• **Stated exercise**:
Only the number is wanted: how many lines hold the word "Skills"?

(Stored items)
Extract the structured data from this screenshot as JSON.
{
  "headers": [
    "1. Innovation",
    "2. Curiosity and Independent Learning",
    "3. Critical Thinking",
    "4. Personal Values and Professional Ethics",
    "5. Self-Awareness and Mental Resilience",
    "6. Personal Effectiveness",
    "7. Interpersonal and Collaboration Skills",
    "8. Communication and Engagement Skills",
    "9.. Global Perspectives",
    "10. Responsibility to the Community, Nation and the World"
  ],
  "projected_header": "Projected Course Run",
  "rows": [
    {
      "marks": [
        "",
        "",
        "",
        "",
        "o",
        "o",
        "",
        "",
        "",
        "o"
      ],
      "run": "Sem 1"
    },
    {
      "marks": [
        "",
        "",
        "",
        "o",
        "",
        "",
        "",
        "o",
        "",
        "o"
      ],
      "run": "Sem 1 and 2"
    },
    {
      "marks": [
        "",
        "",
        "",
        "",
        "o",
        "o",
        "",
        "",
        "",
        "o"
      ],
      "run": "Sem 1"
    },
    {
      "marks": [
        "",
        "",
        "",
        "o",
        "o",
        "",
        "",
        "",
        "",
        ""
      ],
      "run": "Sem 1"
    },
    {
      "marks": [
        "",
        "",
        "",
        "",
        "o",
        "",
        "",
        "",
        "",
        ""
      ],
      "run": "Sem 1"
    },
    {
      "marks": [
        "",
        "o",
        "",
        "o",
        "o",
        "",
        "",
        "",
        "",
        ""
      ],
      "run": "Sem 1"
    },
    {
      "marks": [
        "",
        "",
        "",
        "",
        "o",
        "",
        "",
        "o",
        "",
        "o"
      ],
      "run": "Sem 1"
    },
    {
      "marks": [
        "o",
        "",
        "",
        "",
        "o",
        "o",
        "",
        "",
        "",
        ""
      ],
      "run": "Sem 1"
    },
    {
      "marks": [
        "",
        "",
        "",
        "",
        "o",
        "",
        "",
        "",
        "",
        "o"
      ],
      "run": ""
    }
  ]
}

• **Right answer**:
2